## Given instruction
Every record below should be transcribed exactly. Omit the images.

▼

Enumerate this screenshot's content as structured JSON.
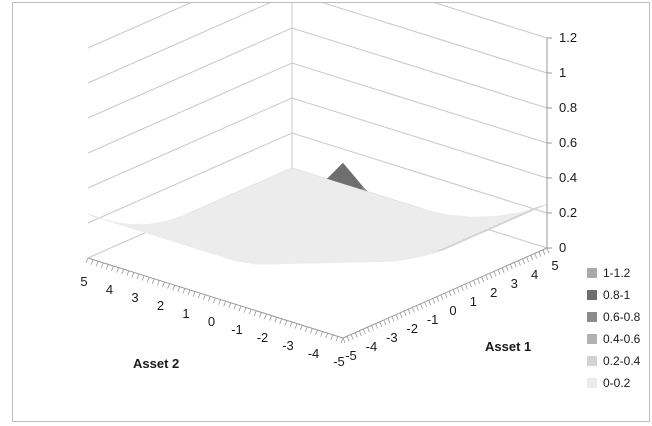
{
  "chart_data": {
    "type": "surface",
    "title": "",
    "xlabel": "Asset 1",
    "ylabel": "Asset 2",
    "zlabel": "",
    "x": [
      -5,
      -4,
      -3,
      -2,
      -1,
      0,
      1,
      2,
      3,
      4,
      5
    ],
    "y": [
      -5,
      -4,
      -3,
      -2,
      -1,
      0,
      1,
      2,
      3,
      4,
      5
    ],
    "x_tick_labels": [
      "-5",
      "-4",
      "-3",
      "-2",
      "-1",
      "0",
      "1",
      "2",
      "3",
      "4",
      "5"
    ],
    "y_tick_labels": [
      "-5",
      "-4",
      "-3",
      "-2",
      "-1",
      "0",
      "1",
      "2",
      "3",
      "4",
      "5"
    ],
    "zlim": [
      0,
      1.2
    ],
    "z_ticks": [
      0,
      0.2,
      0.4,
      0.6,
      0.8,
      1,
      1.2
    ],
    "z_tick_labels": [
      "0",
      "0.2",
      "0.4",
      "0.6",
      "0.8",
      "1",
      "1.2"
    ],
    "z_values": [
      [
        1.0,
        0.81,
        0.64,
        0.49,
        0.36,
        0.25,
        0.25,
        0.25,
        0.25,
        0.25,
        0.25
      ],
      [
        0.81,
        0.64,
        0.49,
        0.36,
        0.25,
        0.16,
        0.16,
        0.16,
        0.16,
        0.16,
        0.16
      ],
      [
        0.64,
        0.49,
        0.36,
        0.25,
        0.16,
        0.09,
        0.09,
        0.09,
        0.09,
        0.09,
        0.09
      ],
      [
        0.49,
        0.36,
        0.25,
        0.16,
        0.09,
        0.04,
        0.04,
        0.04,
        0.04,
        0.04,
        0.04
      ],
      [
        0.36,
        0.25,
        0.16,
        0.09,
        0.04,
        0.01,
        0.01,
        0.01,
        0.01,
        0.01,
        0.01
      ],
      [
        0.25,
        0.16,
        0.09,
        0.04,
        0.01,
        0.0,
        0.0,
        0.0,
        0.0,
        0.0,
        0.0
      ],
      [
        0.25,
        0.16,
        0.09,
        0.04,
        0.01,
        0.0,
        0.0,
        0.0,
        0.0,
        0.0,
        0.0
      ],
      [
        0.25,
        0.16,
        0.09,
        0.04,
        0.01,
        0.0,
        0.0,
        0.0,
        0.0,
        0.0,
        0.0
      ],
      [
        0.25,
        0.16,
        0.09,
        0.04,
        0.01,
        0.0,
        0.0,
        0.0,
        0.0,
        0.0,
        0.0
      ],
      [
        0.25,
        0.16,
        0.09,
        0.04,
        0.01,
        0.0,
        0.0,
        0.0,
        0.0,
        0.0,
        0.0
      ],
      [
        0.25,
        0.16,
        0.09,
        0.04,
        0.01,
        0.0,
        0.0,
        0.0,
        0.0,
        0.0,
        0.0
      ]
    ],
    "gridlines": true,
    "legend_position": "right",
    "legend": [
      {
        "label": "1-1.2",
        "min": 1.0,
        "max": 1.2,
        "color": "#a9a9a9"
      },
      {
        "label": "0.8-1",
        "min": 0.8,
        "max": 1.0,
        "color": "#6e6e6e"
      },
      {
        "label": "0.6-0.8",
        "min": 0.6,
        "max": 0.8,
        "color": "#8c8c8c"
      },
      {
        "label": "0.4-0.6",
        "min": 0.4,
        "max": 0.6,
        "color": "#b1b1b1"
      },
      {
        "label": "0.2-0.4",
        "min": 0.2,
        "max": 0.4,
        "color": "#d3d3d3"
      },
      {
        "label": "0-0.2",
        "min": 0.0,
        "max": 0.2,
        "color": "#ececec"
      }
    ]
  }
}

▲

## Exercise result
Enumerate this screenshot's content as structured JSON.
{
  "chart_data": {
    "type": "surface",
    "title": "",
    "xlabel": "Asset 1",
    "ylabel": "Asset 2",
    "zlabel": "",
    "x": [
      -5,
      -4,
      -3,
      -2,
      -1,
      0,
      1,
      2,
      3,
      4,
      5
    ],
    "y": [
      -5,
      -4,
      -3,
      -2,
      -1,
      0,
      1,
      2,
      3,
      4,
      5
    ],
    "x_tick_labels": [
      "-5",
      "-4",
      "-3",
      "-2",
      "-1",
      "0",
      "1",
      "2",
      "3",
      "4",
      "5"
    ],
    "y_tick_labels": [
      "-5",
      "-4",
      "-3",
      "-2",
      "-1",
      "0",
      "1",
      "2",
      "3",
      "4",
      "5"
    ],
    "zlim": [
      0,
      1.2
    ],
    "z_ticks": [
      0,
      0.2,
      0.4,
      0.6,
      0.8,
      1,
      1.2
    ],
    "z_tick_labels": [
      "0",
      "0.2",
      "0.4",
      "0.6",
      "0.8",
      "1",
      "1.2"
    ],
    "z_values": [
      [
        1.0,
        0.81,
        0.64,
        0.49,
        0.36,
        0.25,
        0.25,
        0.25,
        0.25,
        0.25,
        0.25
      ],
      [
        0.81,
        0.64,
        0.49,
        0.36,
        0.25,
        0.16,
        0.16,
        0.16,
        0.16,
        0.16,
        0.16
      ],
      [
        0.64,
        0.49,
        0.36,
        0.25,
        0.16,
        0.09,
        0.09,
        0.09,
        0.09,
        0.09,
        0.09
      ],
      [
        0.49,
        0.36,
        0.25,
        0.16,
        0.09,
        0.04,
        0.04,
        0.04,
        0.04,
        0.04,
        0.04
      ],
      [
        0.36,
        0.25,
        0.16,
        0.09,
        0.04,
        0.01,
        0.01,
        0.01,
        0.01,
        0.01,
        0.01
      ],
      [
        0.25,
        0.16,
        0.09,
        0.04,
        0.01,
        0.0,
        0.0,
        0.0,
        0.0,
        0.0,
        0.0
      ],
      [
        0.25,
        0.16,
        0.09,
        0.04,
        0.01,
        0.0,
        0.0,
        0.0,
        0.0,
        0.0,
        0.0
      ],
      [
        0.25,
        0.16,
        0.09,
        0.04,
        0.01,
        0.0,
        0.0,
        0.0,
        0.0,
        0.0,
        0.0
      ],
      [
        0.25,
        0.16,
        0.09,
        0.04,
        0.01,
        0.0,
        0.0,
        0.0,
        0.0,
        0.0,
        0.0
      ],
      [
        0.25,
        0.16,
        0.09,
        0.04,
        0.01,
        0.0,
        0.0,
        0.0,
        0.0,
        0.0,
        0.0
      ],
      [
        0.25,
        0.16,
        0.09,
        0.04,
        0.01,
        0.0,
        0.0,
        0.0,
        0.0,
        0.0,
        0.0
      ]
    ],
    "gridlines": true,
    "legend_position": "right",
    "legend": [
      {
        "label": "1-1.2",
        "min": 1.0,
        "max": 1.2,
        "color": "#a9a9a9"
      },
      {
        "label": "0.8-1",
        "min": 0.8,
        "max": 1.0,
        "color": "#6e6e6e"
      },
      {
        "label": "0.6-0.8",
        "min": 0.6,
        "max": 0.8,
        "color": "#8c8c8c"
      },
      {
        "label": "0.4-0.6",
        "min": 0.4,
        "max": 0.6,
        "color": "#b1b1b1"
      },
      {
        "label": "0.2-0.4",
        "min": 0.2,
        "max": 0.4,
        "color": "#d3d3d3"
      },
      {
        "label": "0-0.2",
        "min": 0.0,
        "max": 0.2,
        "color": "#ececec"
      }
    ]
  }
}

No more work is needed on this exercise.